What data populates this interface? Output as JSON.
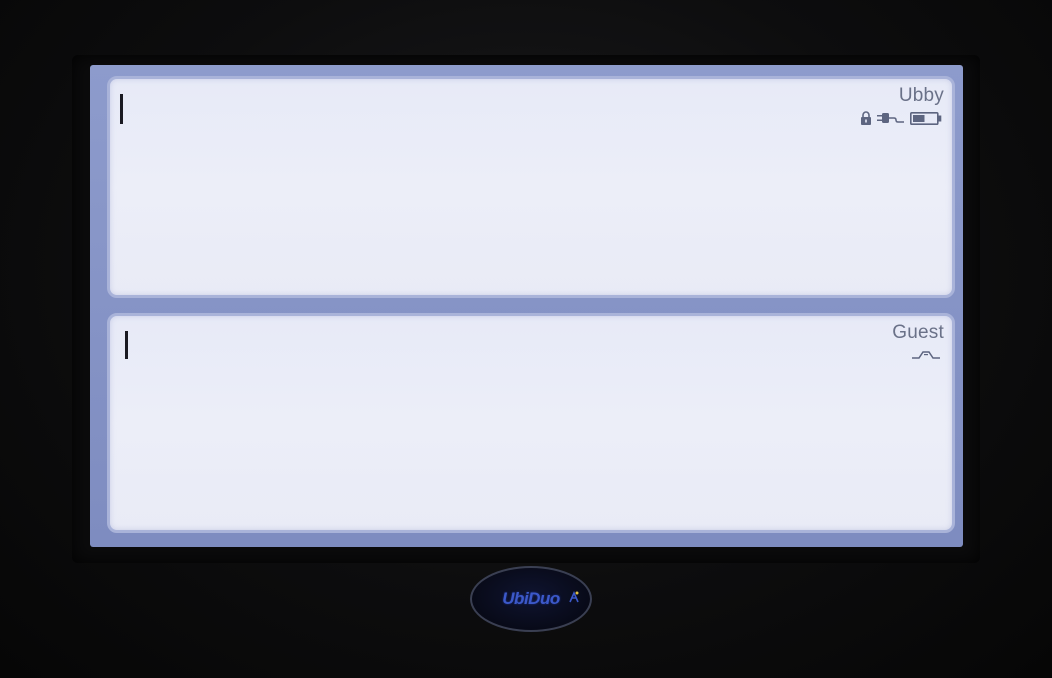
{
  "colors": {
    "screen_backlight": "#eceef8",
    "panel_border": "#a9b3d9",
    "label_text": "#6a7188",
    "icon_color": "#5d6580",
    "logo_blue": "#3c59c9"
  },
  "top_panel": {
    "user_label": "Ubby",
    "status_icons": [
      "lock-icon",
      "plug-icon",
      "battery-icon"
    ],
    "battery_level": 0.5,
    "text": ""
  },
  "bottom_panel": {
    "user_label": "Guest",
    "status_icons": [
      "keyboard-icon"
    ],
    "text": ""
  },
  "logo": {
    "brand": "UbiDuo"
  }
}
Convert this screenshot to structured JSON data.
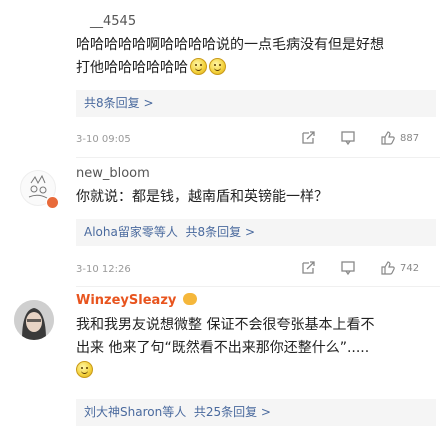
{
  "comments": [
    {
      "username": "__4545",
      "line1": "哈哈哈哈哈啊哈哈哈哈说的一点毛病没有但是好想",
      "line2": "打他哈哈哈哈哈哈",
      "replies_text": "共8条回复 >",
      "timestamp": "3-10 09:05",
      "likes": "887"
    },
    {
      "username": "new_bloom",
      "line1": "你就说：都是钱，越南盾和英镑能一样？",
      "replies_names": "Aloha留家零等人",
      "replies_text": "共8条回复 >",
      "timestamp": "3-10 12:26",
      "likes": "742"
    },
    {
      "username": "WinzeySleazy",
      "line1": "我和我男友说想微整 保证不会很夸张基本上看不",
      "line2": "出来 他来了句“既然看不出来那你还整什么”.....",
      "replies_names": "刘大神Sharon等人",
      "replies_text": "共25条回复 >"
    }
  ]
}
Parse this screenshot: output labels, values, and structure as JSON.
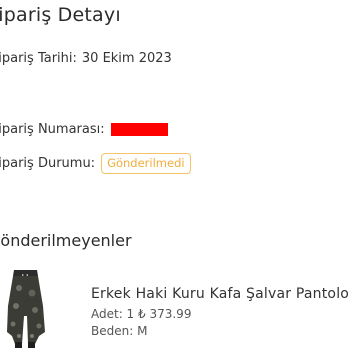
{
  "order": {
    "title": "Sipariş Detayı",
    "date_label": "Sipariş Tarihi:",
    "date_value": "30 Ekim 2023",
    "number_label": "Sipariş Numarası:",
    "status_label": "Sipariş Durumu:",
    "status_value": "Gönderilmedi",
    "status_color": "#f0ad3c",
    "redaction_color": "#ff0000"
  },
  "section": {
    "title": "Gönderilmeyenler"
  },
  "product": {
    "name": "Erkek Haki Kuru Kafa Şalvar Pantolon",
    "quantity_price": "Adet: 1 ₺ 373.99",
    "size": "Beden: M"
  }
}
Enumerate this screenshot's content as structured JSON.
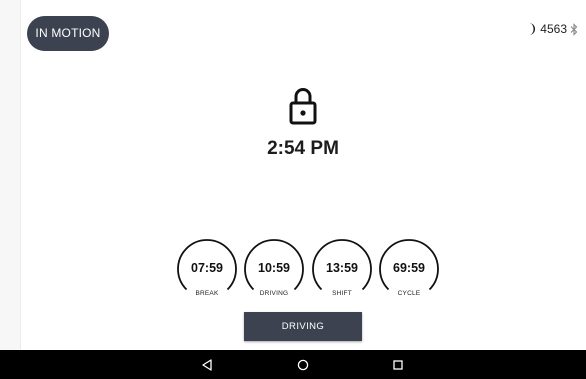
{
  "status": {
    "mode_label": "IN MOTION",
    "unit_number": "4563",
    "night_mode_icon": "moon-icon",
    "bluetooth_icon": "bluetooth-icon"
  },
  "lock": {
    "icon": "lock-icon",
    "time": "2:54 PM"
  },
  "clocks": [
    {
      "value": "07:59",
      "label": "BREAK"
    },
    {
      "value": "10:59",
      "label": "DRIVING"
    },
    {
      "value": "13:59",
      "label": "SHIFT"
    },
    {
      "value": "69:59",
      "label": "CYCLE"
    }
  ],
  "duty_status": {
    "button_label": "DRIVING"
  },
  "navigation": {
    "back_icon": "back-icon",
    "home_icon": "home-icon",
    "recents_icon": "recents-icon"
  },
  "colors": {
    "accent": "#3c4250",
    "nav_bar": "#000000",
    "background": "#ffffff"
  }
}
════════════════════
[Short exercise]
Repeat all of the entries word for word, but omit the pictures.

[Result for this exercise]
What data populates this interface? Output as JSON.
{
  "colors": {
    "screen_backlight": "#eceef8",
    "panel_border": "#a9b3d9",
    "label_text": "#6a7188",
    "icon_color": "#5d6580",
    "logo_blue": "#3c59c9"
  },
  "top_panel": {
    "user_label": "Ubby",
    "status_icons": [
      "lock-icon",
      "plug-icon",
      "battery-icon"
    ],
    "battery_level": 0.5,
    "text": ""
  },
  "bottom_panel": {
    "user_label": "Guest",
    "status_icons": [
      "keyboard-icon"
    ],
    "text": ""
  },
  "logo": {
    "brand": "UbiDuo"
  }
}
Convert this screenshot to structured JSON data.
{
  "comments": [
    {
      "username": "__4545",
      "line1": "哈哈哈哈哈啊哈哈哈哈说的一点毛病没有但是好想",
      "line2": "打他哈哈哈哈哈哈",
      "replies_text": "共8条回复 >",
      "timestamp": "3-10 09:05",
      "likes": "887"
    },
    {
      "username": "new_bloom",
      "line1": "你就说：都是钱，越南盾和英镑能一样？",
      "replies_names": "Aloha留家零等人",
      "replies_text": "共8条回复 >",
      "timestamp": "3-10 12:26",
      "likes": "742"
    },
    {
      "username": "WinzeySleazy",
      "line1": "我和我男友说想微整 保证不会很夸张基本上看不",
      "line2": "出来 他来了句“既然看不出来那你还整什么”.....",
      "replies_names": "刘大神Sharon等人",
      "replies_text": "共25条回复 >"
    }
  ]
}
Parse this screenshot: output labels, values, and structure as JSON.
{
  "order": {
    "title": "Sipariş Detayı",
    "date_label": "Sipariş Tarihi:",
    "date_value": "30 Ekim 2023",
    "number_label": "Sipariş Numarası:",
    "status_label": "Sipariş Durumu:",
    "status_value": "Gönderilmedi",
    "status_color": "#f0ad3c",
    "redaction_color": "#ff0000"
  },
  "section": {
    "title": "Gönderilmeyenler"
  },
  "product": {
    "name": "Erkek Haki Kuru Kafa Şalvar Pantolon",
    "quantity_price": "Adet: 1 ₺ 373.99",
    "size": "Beden: M"
  }
}
Enumerate this screenshot's content as structured JSON.
{
  "status": {
    "mode_label": "IN MOTION",
    "unit_number": "4563",
    "night_mode_icon": "moon-icon",
    "bluetooth_icon": "bluetooth-icon"
  },
  "lock": {
    "icon": "lock-icon",
    "time": "2:54 PM"
  },
  "clocks": [
    {
      "value": "07:59",
      "label": "BREAK"
    },
    {
      "value": "10:59",
      "label": "DRIVING"
    },
    {
      "value": "13:59",
      "label": "SHIFT"
    },
    {
      "value": "69:59",
      "label": "CYCLE"
    }
  ],
  "duty_status": {
    "button_label": "DRIVING"
  },
  "navigation": {
    "back_icon": "back-icon",
    "home_icon": "home-icon",
    "recents_icon": "recents-icon"
  },
  "colors": {
    "accent": "#3c4250",
    "nav_bar": "#000000",
    "background": "#ffffff"
  }
}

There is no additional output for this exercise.